**ACTIONS TO TAKE**
**1)** Decide whether each statement below agrees with the Roanoke accident report. Answer yes or no for each, and quote the deciding words from the report. (a) The driver of the car has been charged. (b) Robert died at Carilion Roanoke Memorial. (c) Akers lives in the same cluster of town houses as the boy.
**2)** Please carry the Roanoke accident report forward from its final sentence.

**SELECTED PASSAGE**
※

ROANOKE TIMES Copyright (c) 1996, Roanoke Times DATE: Tuesday, June 11, 1996 TAG: 9606110056 SECTION: VIRGINIA PAGE: C-1 EDITION: METRO SOURCE: BETTY HAYDEN SNIDER STAFF WRITER
``Just five or 10 more minutes," said Tempral Akers, shaking her head and fighting tears. A few more minutes, and a little boy might not have died.
Akers sat on a sidewalk in front of a row of Northeast Roanoke town houses where 4-year-old Robert Thomas Blevins was hit by a car Monday in front of his home. Akers said she heard Robert's mother say she would be calling him and his sisters in at 6:30.
Shortly before 6:20 p.m., a car traveling south on 20th Street Northeast near Yeager Avenue struck the boy as he crossed the street, police said. Robert died at Carilion Roanoke Memorial about an hour later.
The driver, a 19-year-old woman who lives in the neighborhood, has not been charged. Police did not release her name as they continued to investigate the accident.
Akers lives next door to the small cluster of town houses where the boy lived. She said Robert and a group of kids, including his two sisters and Akers' son, were pretending to fish with her husband's rod and reel.
Akers did not know what might have led the boy into the street as the car approached.

※

Stored data entries:
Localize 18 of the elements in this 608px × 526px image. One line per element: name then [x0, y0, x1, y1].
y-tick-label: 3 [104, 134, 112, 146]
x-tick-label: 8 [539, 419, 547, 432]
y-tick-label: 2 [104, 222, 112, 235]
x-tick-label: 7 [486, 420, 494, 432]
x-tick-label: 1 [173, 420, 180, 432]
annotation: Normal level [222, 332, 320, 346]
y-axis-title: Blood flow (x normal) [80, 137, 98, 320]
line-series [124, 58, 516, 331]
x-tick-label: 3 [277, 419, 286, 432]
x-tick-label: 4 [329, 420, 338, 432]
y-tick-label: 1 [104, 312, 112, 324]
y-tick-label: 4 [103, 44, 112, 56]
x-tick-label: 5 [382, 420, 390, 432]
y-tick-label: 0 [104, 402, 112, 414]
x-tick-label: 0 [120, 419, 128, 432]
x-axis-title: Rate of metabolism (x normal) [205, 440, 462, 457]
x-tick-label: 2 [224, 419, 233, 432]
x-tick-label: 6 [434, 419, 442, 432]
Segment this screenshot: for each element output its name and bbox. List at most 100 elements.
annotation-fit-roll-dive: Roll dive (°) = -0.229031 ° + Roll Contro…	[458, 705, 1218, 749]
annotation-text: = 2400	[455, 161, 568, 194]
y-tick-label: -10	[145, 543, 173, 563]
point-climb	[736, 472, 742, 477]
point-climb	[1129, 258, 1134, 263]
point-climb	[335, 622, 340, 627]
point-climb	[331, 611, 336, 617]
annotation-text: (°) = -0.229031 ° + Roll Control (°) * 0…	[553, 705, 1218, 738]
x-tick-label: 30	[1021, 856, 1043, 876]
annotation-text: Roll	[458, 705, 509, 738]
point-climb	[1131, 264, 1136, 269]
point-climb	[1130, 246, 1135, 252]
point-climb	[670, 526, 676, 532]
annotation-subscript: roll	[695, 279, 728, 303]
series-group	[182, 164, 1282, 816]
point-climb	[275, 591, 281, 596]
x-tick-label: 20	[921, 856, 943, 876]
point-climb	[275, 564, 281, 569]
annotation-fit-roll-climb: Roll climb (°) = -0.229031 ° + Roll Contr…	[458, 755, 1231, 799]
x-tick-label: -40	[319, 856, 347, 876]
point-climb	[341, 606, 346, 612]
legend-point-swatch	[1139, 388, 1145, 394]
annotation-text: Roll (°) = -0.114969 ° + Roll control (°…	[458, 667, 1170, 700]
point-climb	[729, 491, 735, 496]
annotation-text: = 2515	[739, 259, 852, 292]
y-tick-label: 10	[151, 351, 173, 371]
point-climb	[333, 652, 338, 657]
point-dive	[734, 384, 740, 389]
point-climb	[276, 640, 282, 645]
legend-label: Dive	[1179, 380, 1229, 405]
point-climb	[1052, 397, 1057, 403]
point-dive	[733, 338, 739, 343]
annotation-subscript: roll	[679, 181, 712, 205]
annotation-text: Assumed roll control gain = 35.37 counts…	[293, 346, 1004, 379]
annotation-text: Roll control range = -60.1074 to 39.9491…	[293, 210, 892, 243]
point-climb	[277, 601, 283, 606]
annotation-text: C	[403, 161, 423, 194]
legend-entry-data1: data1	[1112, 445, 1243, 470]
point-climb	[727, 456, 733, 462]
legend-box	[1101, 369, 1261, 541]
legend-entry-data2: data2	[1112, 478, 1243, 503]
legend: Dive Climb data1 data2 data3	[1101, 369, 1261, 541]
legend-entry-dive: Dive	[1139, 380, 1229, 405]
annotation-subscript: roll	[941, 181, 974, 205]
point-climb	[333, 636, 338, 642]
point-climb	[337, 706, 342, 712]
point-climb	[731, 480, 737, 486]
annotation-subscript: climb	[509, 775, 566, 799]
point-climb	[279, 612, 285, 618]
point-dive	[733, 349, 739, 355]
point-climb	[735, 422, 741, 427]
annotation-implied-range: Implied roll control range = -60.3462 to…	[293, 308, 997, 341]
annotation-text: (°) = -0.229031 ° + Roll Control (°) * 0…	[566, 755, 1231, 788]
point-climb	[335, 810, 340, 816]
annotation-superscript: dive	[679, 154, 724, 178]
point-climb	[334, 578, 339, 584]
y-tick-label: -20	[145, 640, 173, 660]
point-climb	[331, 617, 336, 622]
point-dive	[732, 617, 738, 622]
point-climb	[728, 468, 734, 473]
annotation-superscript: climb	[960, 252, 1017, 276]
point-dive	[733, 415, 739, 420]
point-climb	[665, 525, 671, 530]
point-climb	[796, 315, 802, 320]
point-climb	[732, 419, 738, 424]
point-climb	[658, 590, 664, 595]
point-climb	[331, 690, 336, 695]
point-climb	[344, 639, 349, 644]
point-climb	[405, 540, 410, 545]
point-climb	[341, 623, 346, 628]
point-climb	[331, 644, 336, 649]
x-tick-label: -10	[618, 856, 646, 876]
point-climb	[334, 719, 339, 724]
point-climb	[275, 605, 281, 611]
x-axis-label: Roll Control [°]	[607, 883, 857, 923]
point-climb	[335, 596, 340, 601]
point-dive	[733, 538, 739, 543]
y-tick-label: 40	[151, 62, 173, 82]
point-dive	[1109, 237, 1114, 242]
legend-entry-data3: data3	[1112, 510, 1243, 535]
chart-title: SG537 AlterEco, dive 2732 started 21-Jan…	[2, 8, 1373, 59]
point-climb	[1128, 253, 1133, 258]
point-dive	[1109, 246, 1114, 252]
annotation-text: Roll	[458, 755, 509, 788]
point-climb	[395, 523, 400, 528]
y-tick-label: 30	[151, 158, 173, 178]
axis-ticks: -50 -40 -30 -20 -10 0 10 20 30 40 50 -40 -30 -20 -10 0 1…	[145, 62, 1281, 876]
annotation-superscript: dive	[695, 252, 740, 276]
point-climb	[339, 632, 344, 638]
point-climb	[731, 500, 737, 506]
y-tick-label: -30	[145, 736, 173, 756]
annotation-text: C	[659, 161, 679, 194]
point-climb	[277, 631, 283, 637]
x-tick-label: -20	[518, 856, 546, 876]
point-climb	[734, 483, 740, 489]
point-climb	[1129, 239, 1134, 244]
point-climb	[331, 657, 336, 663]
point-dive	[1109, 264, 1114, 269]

※

**EXERCISE RESPONSES**
**1)**
(a) No: "The driver, a 19-year-old woman who lives in the neighborhood, has not been charged."
(b) Yes: "Robert died at Carilion Roanoke Memorial about an hour later."
(c) No: "Akers lives next door to the small cluster of town houses where the boy lived."

**2)**
"They were playing in the parking lot. I don't know what he did," Akers said. "I don't know what they were doing. There's no ball out there."
Police said Robert may have been crossing the street because he saw another child petting a dog.
Akers said that when she called her 6-year-old, Cody, in for the night, she retrieved the fishing pole. She said Cody had been inside about two minutes when the accident occurred.
Akers didn't see what happened, but she heard it, along with Robert's sister's screams.
The girl's screams brought others out of their homes as well - one of whom tried to save the boy's life.
When Vern Mullens reached Robert, the boy wasn't breathing. The 24-year-old plumber, who learned mouth-to-mouth resuscitation in the Army, worked on the boy until rescue crews arrived.
"I finally got a pulse right before the medics got here," Mullens said quietly. He didn't know Robert, but had met the boy's parents a couple of weeks ago.
Akers' children, Cody and 9-year-old Brandy, often played with the Blevins children, who moved to the neighborhood less than a year ago.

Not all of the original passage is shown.